> **Records provided**
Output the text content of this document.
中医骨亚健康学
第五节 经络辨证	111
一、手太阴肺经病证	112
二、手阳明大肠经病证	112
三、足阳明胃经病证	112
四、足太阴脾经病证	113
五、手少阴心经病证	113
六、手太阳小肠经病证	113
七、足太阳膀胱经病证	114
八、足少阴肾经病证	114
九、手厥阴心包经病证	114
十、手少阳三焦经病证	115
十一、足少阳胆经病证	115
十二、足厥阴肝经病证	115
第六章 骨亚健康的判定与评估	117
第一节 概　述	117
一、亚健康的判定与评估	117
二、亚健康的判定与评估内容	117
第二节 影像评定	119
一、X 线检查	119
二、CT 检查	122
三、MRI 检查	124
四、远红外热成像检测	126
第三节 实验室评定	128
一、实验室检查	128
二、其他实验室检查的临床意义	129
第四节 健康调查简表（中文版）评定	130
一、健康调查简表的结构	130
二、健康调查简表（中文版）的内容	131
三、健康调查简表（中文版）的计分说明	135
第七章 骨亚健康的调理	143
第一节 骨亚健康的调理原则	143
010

> **The request**
Return all of the entries word for word.

> **Response to this exercise**
Output the text content of this document.
中医骨亚健康学
第五节 经络辨证	111
一、手太阴肺经病证	112
二、手阳明大肠经病证	112
三、足阳明胃经病证	112
四、足太阴脾经病证	113
五、手少阴心经病证	113
六、手太阳小肠经病证	113
七、足太阳膀胱经病证	114
八、足少阴肾经病证	114
九、手厥阴心包经病证	114
十、手少阳三焦经病证	115
十一、足少阳胆经病证	115
十二、足厥阴肝经病证	115
第六章 骨亚健康的判定与评估	117
第一节 概　述	117
一、亚健康的判定与评估	117
二、亚健康的判定与评估内容	117
第二节 影像评定	119
一、X 线检查	119
二、CT 检查	122
三、MRI 检查	124
四、远红外热成像检测	126
第三节 实验室评定	128
一、实验室检查	128
二、其他实验室检查的临床意义	129
第四节 健康调查简表（中文版）评定	130
一、健康调查简表的结构	130
二、健康调查简表（中文版）的内容	131
三、健康调查简表（中文版）的计分说明	135
第七章 骨亚健康的调理	143
第一节 骨亚健康的调理原则	143
010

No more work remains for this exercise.